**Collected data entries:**
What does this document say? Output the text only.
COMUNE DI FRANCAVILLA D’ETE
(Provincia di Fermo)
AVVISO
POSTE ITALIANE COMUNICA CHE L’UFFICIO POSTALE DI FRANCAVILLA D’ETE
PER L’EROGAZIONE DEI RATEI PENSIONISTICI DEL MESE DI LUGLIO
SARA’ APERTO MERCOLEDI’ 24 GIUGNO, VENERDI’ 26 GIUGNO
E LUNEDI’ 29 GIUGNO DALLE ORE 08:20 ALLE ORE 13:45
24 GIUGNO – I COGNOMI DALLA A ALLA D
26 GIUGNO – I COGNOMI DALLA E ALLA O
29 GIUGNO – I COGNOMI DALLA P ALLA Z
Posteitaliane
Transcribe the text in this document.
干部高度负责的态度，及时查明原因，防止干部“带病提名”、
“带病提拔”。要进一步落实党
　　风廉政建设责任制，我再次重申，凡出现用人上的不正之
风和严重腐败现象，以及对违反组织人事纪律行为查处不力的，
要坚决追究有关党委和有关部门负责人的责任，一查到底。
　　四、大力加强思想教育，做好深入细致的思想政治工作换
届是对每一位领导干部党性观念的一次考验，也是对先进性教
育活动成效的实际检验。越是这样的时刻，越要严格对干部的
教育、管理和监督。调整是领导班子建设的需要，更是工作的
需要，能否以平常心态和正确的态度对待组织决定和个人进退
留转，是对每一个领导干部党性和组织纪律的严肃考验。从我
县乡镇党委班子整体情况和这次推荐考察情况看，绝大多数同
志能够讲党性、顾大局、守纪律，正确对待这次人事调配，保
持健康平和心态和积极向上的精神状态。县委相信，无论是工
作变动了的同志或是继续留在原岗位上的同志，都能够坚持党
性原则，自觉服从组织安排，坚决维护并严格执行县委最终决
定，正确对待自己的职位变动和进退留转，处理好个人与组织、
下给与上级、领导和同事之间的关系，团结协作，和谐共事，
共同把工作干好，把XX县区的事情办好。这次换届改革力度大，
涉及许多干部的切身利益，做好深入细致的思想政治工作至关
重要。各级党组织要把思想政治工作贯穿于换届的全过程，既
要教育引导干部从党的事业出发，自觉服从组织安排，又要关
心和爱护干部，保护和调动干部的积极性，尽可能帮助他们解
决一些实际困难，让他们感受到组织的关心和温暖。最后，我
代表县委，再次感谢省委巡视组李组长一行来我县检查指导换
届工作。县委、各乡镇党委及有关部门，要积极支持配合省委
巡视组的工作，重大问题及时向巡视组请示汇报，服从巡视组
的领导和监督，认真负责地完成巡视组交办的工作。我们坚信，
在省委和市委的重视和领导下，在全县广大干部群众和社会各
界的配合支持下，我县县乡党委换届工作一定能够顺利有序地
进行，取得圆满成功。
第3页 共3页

**Your objective:** Make an exact copy of every entry.

**Task output:**
What does this document say? Output the text only.
COMUNE DI FRANCAVILLA D’ETE
(Provincia di Fermo)
AVVISO
POSTE ITALIANE COMUNICA CHE L’UFFICIO POSTALE DI FRANCAVILLA D’ETE
PER L’EROGAZIONE DEI RATEI PENSIONISTICI DEL MESE DI LUGLIO
SARA’ APERTO MERCOLEDI’ 24 GIUGNO, VENERDI’ 26 GIUGNO
E LUNEDI’ 29 GIUGNO DALLE ORE 08:20 ALLE ORE 13:45
24 GIUGNO – I COGNOMI DALLA A ALLA D
26 GIUGNO – I COGNOMI DALLA E ALLA O
29 GIUGNO – I COGNOMI DALLA P ALLA Z
Posteitaliane
Transcribe the text in this document.
干部高度负责的态度，及时查明原因，防止干部“带病提名”、
“带病提拔”。要进一步落实党
　　风廉政建设责任制，我再次重申，凡出现用人上的不正之
风和严重腐败现象，以及对违反组织人事纪律行为查处不力的，
要坚决追究有关党委和有关部门负责人的责任，一查到底。
　　四、大力加强思想教育，做好深入细致的思想政治工作换
届是对每一位领导干部党性观念的一次考验，也是对先进性教
育活动成效的实际检验。越是这样的时刻，越要严格对干部的
教育、管理和监督。调整是领导班子建设的需要，更是工作的
需要，能否以平常心态和正确的态度对待组织决定和个人进退
留转，是对每一个领导干部党性和组织纪律的严肃考验。从我
县乡镇党委班子整体情况和这次推荐考察情况看，绝大多数同
志能够讲党性、顾大局、守纪律，正确对待这次人事调配，保
持健康平和心态和积极向上的精神状态。县委相信，无论是工
作变动了的同志或是继续留在原岗位上的同志，都能够坚持党
性原则，自觉服从组织安排，坚决维护并严格执行县委最终决
定，正确对待自己的职位变动和进退留转，处理好个人与组织、
下给与上级、领导和同事之间的关系，团结协作，和谐共事，
共同把工作干好，把XX县区的事情办好。这次换届改革力度大，
涉及许多干部的切身利益，做好深入细致的思想政治工作至关
重要。各级党组织要把思想政治工作贯穿于换届的全过程，既
要教育引导干部从党的事业出发，自觉服从组织安排，又要关
心和爱护干部，保护和调动干部的积极性，尽可能帮助他们解
决一些实际困难，让他们感受到组织的关心和温暖。最后，我
代表县委，再次感谢省委巡视组李组长一行来我县检查指导换
届工作。县委、各乡镇党委及有关部门，要积极支持配合省委
巡视组的工作，重大问题及时向巡视组请示汇报，服从巡视组
的领导和监督，认真负责地完成巡视组交办的工作。我们坚信，
在省委和市委的重视和领导下，在全县广大干部群众和社会各
界的配合支持下，我县县乡党委换届工作一定能够顺利有序地
进行，取得圆满成功。
第3页 共3页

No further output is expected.